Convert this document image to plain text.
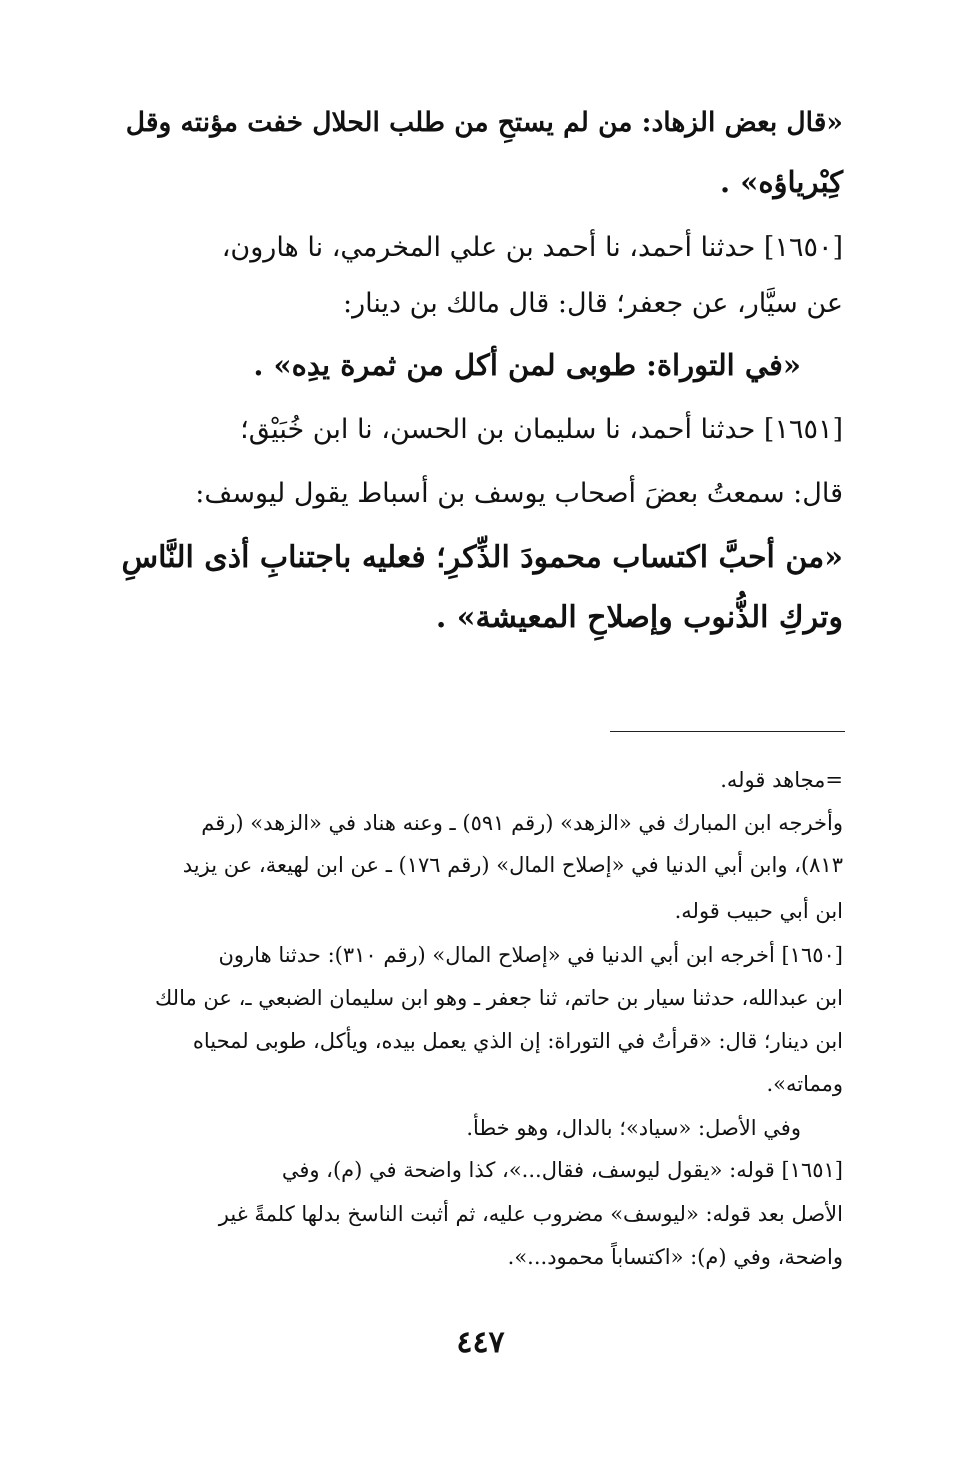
«قال بعض الزهاد: من لم يستحِ من طلب الحلال خفت مؤنته وقل
كِبْرياؤه» .
[١٦٥٠] حدثنا أحمد، نا أحمد بن علي المخرمي، نا هارون،
عن سيَّار، عن جعفر؛ قال: قال مالك بن دينار:
«في التوراة: طوبى لمن أكل من ثمرة يدِه» .
[١٦٥١] حدثنا أحمد، نا سليمان بن الحسن، نا ابن خُبَيْق؛
قال: سمعتُ بعضَ أصحاب يوسف بن أسباط يقول ليوسف:
«من أحبَّ اكتساب محمودَ الذِّكرِ؛ فعليه باجتنابِ أذى النَّاسِ
وتركِ الذُّنوب وإصلاحِ المعيشة» .
=مجاهد قوله.
وأخرجه ابن المبارك في «الزهد» (رقم ٥٩١) ـ وعنه هناد في «الزهد» (رقم
٨١٣)، وابن أبي الدنيا في «إصلاح المال» (رقم ١٧٦) ـ عن ابن لهيعة، عن يزيد
ابن أبي حبيب قوله.
[١٦٥٠] أخرجه ابن أبي الدنيا في «إصلاح المال» (رقم ٣١٠): حدثنا هارون
ابن عبدالله، حدثنا سيار بن حاتم، ثنا جعفر ـ وهو ابن سليمان الضبعي ـ، عن مالك
ابن دينار؛ قال: «قرأتُ في التوراة: إن الذي يعمل بيده، ويأكل، طوبى لمحياه
ومماته».
وفي الأصل: «سياد»؛ بالدال، وهو خطأ.
[١٦٥١] قوله: «يقول ليوسف، فقال...»، كذا واضحة في (م)، وفي
الأصل بعد قوله: «ليوسف» مضروب عليه، ثم أثبت الناسخ بدلها كلمةً غير
واضحة، وفي (م): «اكتساباً محمود...».
٤٤٧
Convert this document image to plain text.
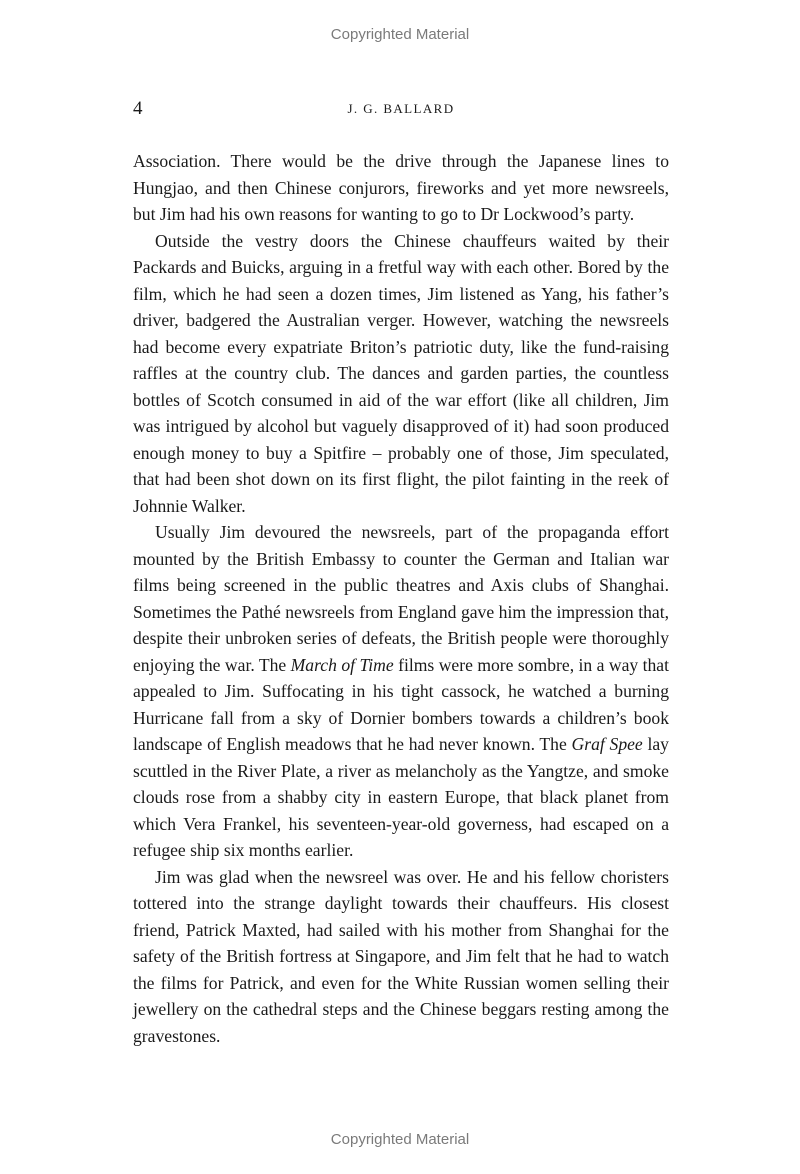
Copyrighted Material
4	J. G. BALLARD

Association. There would be the drive through the Japanese lines to Hungjao, and then Chinese conjurors, fireworks and yet more newsreels, but Jim had his own reasons for wanting to go to Dr Lockwood’s party.

Outside the vestry doors the Chinese chauffeurs waited by their Packards and Buicks, arguing in a fretful way with each other. Bored by the film, which he had seen a dozen times, Jim listened as Yang, his father’s driver, badgered the Australian verger. However, watching the newsreels had become every expatriate Briton’s patriotic duty, like the fund-raising raffles at the country club. The dances and garden parties, the countless bottles of Scotch consumed in aid of the war effort (like all children, Jim was intrigued by alcohol but vaguely disapproved of it) had soon produced enough money to buy a Spitfire – probably one of those, Jim speculated, that had been shot down on its first flight, the pilot fainting in the reek of Johnnie Walker.

Usually Jim devoured the newsreels, part of the propaganda effort mounted by the British Embassy to counter the German and Italian war films being screened in the public theatres and Axis clubs of Shanghai. Sometimes the Pathé newsreels from England gave him the impression that, despite their unbroken series of defeats, the British people were thoroughly enjoying the war. The March of Time films were more sombre, in a way that appealed to Jim. Suffocating in his tight cassock, he watched a burning Hurricane fall from a sky of Dornier bombers towards a children’s book landscape of English meadows that he had never known. The Graf Spee lay scuttled in the River Plate, a river as melancholy as the Yangtze, and smoke clouds rose from a shabby city in eastern Europe, that black planet from which Vera Frankel, his seventeen-year-old governess, had escaped on a refugee ship six months earlier.

Jim was glad when the newsreel was over. He and his fellow choristers tottered into the strange daylight towards their chauffeurs. His closest friend, Patrick Maxted, had sailed with his mother from Shanghai for the safety of the British fortress at Singapore, and Jim felt that he had to watch the films for Patrick, and even for the White Russian women selling their jewellery on the cathedral steps and the Chinese beggars resting among the gravestones.

Copyrighted Material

☆ ☆ ☆ ☆ ☆

**Aim of the exercise**. Keep the pictures out of your copy, and repeat every entry above exactly.

**Answer for the task**.
Convert this document image to plain text.
«قال بعض الزهاد: من لم يستحِ من طلب الحلال خفت مؤنته وقل
كِبْرياؤه» .
[١٦٥٠] حدثنا أحمد، نا أحمد بن علي المخرمي، نا هارون،
عن سيَّار، عن جعفر؛ قال: قال مالك بن دينار:
«في التوراة: طوبى لمن أكل من ثمرة يدِه» .
[١٦٥١] حدثنا أحمد، نا سليمان بن الحسن، نا ابن خُبَيْق؛
قال: سمعتُ بعضَ أصحاب يوسف بن أسباط يقول ليوسف:
«من أحبَّ اكتساب محمودَ الذِّكرِ؛ فعليه باجتنابِ أذى النَّاسِ
وتركِ الذُّنوب وإصلاحِ المعيشة» .
=مجاهد قوله.
وأخرجه ابن المبارك في «الزهد» (رقم ٥٩١) ـ وعنه هناد في «الزهد» (رقم
٨١٣)، وابن أبي الدنيا في «إصلاح المال» (رقم ١٧٦) ـ عن ابن لهيعة، عن يزيد
ابن أبي حبيب قوله.
[١٦٥٠] أخرجه ابن أبي الدنيا في «إصلاح المال» (رقم ٣١٠): حدثنا هارون
ابن عبدالله، حدثنا سيار بن حاتم، ثنا جعفر ـ وهو ابن سليمان الضبعي ـ، عن مالك
ابن دينار؛ قال: «قرأتُ في التوراة: إن الذي يعمل بيده، ويأكل، طوبى لمحياه
ومماته».
وفي الأصل: «سياد»؛ بالدال، وهو خطأ.
[١٦٥١] قوله: «يقول ليوسف، فقال...»، كذا واضحة في (م)، وفي
الأصل بعد قوله: «ليوسف» مضروب عليه، ثم أثبت الناسخ بدلها كلمةً غير
واضحة، وفي (م): «اكتساباً محمود...».
٤٤٧
Convert this document image to plain text.
Copyrighted Material
4	J. G. BALLARD

Association. There would be the drive through the Japanese lines to Hungjao, and then Chinese conjurors, fireworks and yet more newsreels, but Jim had his own reasons for wanting to go to Dr Lockwood’s party.

Outside the vestry doors the Chinese chauffeurs waited by their Packards and Buicks, arguing in a fretful way with each other. Bored by the film, which he had seen a dozen times, Jim listened as Yang, his father’s driver, badgered the Australian verger. However, watching the newsreels had become every expatriate Briton’s patriotic duty, like the fund-raising raffles at the country club. The dances and garden parties, the countless bottles of Scotch consumed in aid of the war effort (like all children, Jim was intrigued by alcohol but vaguely disapproved of it) had soon produced enough money to buy a Spitfire – probably one of those, Jim speculated, that had been shot down on its first flight, the pilot fainting in the reek of Johnnie Walker.

Usually Jim devoured the newsreels, part of the propaganda effort mounted by the British Embassy to counter the German and Italian war films being screened in the public theatres and Axis clubs of Shanghai. Sometimes the Pathé newsreels from England gave him the impression that, despite their unbroken series of defeats, the British people were thoroughly enjoying the war. The March of Time films were more sombre, in a way that appealed to Jim. Suffocating in his tight cassock, he watched a burning Hurricane fall from a sky of Dornier bombers towards a children’s book landscape of English meadows that he had never known. The Graf Spee lay scuttled in the River Plate, a river as melancholy as the Yangtze, and smoke clouds rose from a shabby city in eastern Europe, that black planet from which Vera Frankel, his seventeen-year-old governess, had escaped on a refugee ship six months earlier.

Jim was glad when the newsreel was over. He and his fellow choristers tottered into the strange daylight towards their chauffeurs. His closest friend, Patrick Maxted, had sailed with his mother from Shanghai for the safety of the British fortress at Singapore, and Jim felt that he had to watch the films for Patrick, and even for the White Russian women selling their jewellery on the cathedral steps and the Chinese beggars resting among the gravestones.

Copyrighted Material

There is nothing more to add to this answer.